→ **What you should do**: Retype the entries below word for word, beginning at the very start and ending with the line that contains "total-share: 72.91 bbox=[404, 365, 509, 399]", including that line.

* * * * *

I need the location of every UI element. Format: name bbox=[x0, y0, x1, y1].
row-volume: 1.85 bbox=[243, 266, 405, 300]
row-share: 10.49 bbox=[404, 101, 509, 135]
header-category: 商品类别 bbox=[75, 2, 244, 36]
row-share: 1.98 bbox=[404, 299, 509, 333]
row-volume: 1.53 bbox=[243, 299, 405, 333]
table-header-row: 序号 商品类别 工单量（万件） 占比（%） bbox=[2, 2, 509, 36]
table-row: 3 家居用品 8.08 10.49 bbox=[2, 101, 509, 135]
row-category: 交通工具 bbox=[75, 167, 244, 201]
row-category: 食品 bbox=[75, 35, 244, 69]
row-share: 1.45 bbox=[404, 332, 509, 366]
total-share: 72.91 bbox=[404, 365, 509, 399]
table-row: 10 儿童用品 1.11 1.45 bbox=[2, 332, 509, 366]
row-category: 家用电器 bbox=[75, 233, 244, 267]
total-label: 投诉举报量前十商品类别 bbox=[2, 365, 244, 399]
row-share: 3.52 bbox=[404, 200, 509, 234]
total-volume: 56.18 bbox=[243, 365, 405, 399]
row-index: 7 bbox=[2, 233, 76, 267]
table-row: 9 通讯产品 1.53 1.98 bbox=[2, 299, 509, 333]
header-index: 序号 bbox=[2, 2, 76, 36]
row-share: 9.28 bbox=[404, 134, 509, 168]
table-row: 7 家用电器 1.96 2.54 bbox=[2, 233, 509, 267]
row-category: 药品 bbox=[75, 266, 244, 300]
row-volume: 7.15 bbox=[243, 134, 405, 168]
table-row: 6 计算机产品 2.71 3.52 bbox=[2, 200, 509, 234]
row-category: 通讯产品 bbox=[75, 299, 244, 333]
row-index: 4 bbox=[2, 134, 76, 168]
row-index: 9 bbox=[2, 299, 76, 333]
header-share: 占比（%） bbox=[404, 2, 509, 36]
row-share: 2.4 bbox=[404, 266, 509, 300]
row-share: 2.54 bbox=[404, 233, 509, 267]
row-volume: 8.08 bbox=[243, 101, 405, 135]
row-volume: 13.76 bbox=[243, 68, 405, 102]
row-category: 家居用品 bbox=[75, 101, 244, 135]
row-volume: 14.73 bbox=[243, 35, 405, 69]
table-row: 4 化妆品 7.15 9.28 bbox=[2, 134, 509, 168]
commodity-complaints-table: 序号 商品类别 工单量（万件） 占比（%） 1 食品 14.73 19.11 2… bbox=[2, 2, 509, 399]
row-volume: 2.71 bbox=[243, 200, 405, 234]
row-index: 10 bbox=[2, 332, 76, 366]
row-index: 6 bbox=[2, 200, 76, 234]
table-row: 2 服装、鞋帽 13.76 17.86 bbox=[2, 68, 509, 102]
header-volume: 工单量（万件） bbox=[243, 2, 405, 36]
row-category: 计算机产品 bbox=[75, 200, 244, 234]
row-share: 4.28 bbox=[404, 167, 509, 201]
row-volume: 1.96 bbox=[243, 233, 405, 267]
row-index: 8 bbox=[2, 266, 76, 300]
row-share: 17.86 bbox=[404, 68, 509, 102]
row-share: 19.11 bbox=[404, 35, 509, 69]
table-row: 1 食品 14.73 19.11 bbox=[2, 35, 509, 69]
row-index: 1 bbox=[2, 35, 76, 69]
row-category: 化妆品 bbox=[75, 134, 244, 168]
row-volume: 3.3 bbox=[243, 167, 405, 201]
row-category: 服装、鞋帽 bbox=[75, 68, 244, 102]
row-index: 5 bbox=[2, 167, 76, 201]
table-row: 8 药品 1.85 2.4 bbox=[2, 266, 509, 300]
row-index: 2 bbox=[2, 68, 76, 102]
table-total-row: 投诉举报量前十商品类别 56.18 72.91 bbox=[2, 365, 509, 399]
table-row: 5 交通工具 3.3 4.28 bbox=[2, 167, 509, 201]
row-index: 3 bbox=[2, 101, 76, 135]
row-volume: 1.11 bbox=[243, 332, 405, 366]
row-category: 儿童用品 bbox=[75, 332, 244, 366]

* * * * *

→ **Response to this exercise**:
I need the location of every UI element. Format: name bbox=[x0, y0, x1, y1].
row-volume: 1.85 bbox=[243, 266, 405, 300]
row-share: 10.49 bbox=[404, 101, 509, 135]
header-category: 商品类别 bbox=[75, 2, 244, 36]
row-share: 1.98 bbox=[404, 299, 509, 333]
row-volume: 1.53 bbox=[243, 299, 405, 333]
table-header-row: 序号 商品类别 工单量（万件） 占比（%） bbox=[2, 2, 509, 36]
table-row: 3 家居用品 8.08 10.49 bbox=[2, 101, 509, 135]
row-category: 交通工具 bbox=[75, 167, 244, 201]
row-category: 食品 bbox=[75, 35, 244, 69]
row-share: 1.45 bbox=[404, 332, 509, 366]
total-share: 72.91 bbox=[404, 365, 509, 399]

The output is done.